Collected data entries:

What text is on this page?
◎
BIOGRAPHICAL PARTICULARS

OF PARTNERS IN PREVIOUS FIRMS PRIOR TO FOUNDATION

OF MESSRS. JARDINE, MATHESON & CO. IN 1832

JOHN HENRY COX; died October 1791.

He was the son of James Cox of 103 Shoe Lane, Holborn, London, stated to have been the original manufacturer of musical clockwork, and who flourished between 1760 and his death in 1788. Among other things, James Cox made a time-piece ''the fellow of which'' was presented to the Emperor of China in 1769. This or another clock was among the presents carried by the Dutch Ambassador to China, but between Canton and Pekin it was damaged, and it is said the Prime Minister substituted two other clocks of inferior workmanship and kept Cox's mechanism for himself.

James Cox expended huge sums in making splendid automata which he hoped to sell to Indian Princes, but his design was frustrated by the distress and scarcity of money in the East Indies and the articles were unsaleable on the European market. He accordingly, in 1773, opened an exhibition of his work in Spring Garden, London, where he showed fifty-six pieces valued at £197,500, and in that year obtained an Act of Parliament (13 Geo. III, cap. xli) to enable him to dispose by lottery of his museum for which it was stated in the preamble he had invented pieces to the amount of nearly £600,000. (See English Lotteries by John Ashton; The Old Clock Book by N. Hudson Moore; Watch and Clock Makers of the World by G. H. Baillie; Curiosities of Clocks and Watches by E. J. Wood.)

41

Given task
Count the lines above that contain the word "James". Give only the number.

Reply
2